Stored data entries
—————

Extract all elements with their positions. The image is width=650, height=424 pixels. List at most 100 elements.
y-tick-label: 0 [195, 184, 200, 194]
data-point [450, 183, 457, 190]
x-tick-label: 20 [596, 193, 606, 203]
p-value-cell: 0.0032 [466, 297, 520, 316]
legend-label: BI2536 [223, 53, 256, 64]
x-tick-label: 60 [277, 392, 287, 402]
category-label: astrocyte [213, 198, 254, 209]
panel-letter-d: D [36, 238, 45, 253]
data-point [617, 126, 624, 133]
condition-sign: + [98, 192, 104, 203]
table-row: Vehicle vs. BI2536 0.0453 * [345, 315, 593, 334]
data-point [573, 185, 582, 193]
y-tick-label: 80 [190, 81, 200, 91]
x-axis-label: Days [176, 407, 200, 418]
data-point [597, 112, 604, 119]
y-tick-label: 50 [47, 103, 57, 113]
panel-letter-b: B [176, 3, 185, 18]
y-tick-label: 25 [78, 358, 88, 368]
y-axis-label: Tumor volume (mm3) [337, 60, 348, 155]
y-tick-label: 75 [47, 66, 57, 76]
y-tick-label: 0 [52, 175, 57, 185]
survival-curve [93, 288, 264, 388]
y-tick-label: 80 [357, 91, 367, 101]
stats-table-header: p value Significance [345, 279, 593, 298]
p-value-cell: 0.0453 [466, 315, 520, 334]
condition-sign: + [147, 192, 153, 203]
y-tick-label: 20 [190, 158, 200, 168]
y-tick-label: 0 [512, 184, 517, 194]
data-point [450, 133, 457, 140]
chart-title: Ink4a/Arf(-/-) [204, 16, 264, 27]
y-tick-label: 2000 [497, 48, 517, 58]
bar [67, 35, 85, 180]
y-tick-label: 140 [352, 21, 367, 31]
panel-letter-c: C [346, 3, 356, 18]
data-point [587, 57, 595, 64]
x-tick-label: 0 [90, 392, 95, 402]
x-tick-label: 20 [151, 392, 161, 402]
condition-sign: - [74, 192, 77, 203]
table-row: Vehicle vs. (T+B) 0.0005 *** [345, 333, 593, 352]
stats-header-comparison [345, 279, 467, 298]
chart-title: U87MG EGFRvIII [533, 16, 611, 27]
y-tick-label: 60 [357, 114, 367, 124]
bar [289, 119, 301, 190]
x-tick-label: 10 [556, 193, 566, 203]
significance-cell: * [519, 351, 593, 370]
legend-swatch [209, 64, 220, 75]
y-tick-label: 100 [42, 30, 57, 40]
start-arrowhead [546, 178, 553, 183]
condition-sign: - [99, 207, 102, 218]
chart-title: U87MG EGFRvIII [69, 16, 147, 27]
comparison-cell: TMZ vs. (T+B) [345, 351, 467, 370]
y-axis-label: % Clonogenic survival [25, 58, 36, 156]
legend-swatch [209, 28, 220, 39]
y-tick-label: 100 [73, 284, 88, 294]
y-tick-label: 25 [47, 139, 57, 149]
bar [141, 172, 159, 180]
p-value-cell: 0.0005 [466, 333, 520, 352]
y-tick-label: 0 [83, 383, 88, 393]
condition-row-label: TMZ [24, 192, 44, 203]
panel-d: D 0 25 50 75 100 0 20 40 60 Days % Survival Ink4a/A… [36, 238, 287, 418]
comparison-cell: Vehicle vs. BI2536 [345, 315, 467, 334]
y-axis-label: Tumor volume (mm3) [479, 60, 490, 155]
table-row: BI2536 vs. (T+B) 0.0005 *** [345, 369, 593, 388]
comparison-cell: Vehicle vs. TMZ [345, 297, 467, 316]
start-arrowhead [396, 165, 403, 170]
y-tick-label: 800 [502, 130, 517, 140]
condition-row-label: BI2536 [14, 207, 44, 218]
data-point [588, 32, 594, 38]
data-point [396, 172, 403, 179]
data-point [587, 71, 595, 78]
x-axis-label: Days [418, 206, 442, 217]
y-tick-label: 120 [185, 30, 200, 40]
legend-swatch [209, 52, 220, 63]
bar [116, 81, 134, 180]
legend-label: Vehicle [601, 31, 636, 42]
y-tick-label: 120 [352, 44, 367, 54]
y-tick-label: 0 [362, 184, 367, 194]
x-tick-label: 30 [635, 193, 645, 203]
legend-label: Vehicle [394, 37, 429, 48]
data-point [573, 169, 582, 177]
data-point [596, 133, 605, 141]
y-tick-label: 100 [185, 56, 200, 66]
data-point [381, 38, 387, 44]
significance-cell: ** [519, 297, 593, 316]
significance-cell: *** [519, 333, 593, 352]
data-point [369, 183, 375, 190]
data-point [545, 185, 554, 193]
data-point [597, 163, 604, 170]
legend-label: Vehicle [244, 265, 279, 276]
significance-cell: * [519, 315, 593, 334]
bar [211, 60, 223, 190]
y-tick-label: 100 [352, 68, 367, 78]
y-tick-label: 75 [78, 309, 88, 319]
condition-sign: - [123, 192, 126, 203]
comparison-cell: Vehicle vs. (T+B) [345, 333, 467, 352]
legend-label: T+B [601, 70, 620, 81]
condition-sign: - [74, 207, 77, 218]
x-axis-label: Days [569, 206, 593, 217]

—————

- Problem description -
If a line in the records contains the string "start", copy it out.

- Written answer -
start-arrowhead [546, 178, 553, 183]
start-arrowhead [396, 165, 403, 170]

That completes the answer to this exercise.